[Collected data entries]
-- BEGIN --

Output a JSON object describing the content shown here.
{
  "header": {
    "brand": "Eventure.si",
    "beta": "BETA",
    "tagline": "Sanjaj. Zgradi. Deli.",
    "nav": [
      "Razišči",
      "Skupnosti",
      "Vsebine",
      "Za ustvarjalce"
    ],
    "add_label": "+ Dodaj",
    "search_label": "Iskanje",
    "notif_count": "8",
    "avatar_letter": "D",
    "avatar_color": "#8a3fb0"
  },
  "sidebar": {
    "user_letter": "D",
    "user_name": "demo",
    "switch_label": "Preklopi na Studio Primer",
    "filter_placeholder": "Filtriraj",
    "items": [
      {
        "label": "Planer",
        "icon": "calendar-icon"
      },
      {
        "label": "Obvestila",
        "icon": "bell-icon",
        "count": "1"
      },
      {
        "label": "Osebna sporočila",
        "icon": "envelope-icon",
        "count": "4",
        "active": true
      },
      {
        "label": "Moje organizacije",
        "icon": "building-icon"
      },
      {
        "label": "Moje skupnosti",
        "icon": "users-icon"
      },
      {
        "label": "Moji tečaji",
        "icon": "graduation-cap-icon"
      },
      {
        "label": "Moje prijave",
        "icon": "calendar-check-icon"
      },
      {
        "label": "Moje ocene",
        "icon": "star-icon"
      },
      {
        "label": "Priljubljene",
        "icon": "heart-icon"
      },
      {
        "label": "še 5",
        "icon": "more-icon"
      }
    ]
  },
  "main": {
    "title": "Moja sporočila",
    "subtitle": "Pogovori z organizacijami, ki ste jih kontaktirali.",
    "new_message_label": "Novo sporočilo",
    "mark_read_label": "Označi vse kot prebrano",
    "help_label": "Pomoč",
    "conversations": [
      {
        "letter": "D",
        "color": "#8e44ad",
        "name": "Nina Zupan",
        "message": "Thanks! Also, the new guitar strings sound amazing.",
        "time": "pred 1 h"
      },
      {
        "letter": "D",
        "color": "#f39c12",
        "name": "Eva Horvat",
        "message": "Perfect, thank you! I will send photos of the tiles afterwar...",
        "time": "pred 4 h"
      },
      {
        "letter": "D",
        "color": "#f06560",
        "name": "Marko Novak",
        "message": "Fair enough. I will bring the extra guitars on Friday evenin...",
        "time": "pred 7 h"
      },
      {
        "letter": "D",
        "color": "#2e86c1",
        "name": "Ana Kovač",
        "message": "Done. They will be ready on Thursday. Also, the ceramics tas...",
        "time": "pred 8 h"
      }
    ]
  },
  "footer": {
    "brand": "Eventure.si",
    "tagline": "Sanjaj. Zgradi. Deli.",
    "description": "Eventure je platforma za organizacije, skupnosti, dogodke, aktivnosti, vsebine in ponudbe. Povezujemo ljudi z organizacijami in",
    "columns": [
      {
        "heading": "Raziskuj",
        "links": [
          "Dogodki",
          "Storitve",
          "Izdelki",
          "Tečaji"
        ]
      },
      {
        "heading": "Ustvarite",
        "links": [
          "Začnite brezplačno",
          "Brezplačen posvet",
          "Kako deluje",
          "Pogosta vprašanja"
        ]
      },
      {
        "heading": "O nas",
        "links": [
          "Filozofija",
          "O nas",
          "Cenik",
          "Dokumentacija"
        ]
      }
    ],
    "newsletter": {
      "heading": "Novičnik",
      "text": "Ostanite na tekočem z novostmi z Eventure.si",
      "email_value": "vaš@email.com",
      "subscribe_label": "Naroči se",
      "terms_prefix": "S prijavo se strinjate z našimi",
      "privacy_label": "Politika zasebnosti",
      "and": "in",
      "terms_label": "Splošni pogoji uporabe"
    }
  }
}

-- END --

DESCRIPTION OF THE TASK: Pick each line holding the word "will" out of the listing.

TASK RESPONSE:
        "message": "Perfect, thank you! I will send photos of the tiles afterwar...",
        "message": "Fair enough. I will bring the extra guitars on Friday evenin...",
        "message": "Done. They will be ready on Thursday. Also, the ceramics tas...",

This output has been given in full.